** start Material for the task **

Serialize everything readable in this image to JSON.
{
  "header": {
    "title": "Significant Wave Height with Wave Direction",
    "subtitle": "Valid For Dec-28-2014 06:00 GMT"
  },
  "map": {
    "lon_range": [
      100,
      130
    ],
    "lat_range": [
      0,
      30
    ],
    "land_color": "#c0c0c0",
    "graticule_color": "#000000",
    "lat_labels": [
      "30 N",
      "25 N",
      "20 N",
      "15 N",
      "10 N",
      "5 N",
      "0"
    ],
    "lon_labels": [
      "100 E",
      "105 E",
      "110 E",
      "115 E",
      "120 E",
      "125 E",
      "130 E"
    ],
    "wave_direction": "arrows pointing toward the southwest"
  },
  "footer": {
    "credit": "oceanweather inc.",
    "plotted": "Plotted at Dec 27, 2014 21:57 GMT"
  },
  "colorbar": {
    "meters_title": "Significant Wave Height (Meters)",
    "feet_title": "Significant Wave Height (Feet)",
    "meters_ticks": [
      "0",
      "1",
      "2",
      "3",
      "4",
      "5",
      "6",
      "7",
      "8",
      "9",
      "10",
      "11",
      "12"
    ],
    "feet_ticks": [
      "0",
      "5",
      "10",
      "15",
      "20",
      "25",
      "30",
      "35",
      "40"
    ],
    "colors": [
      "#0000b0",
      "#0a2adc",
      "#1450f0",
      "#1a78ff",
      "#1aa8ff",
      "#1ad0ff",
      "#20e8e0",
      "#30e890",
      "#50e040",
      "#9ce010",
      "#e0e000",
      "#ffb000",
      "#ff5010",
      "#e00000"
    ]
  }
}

** end Material for the task **

| What the task requires |
Write every record out again, unaltered.

| Worked solution |
Serialize everything readable in this image to JSON.
{
  "header": {
    "title": "Significant Wave Height with Wave Direction",
    "subtitle": "Valid For Dec-28-2014 06:00 GMT"
  },
  "map": {
    "lon_range": [
      100,
      130
    ],
    "lat_range": [
      0,
      30
    ],
    "land_color": "#c0c0c0",
    "graticule_color": "#000000",
    "lat_labels": [
      "30 N",
      "25 N",
      "20 N",
      "15 N",
      "10 N",
      "5 N",
      "0"
    ],
    "lon_labels": [
      "100 E",
      "105 E",
      "110 E",
      "115 E",
      "120 E",
      "125 E",
      "130 E"
    ],
    "wave_direction": "arrows pointing toward the southwest"
  },
  "footer": {
    "credit": "oceanweather inc.",
    "plotted": "Plotted at Dec 27, 2014 21:57 GMT"
  },
  "colorbar": {
    "meters_title": "Significant Wave Height (Meters)",
    "feet_title": "Significant Wave Height (Feet)",
    "meters_ticks": [
      "0",
      "1",
      "2",
      "3",
      "4",
      "5",
      "6",
      "7",
      "8",
      "9",
      "10",
      "11",
      "12"
    ],
    "feet_ticks": [
      "0",
      "5",
      "10",
      "15",
      "20",
      "25",
      "30",
      "35",
      "40"
    ],
    "colors": [
      "#0000b0",
      "#0a2adc",
      "#1450f0",
      "#1a78ff",
      "#1aa8ff",
      "#1ad0ff",
      "#20e8e0",
      "#30e890",
      "#50e040",
      "#9ce010",
      "#e0e000",
      "#ffb000",
      "#ff5010",
      "#e00000"
    ]
  }
}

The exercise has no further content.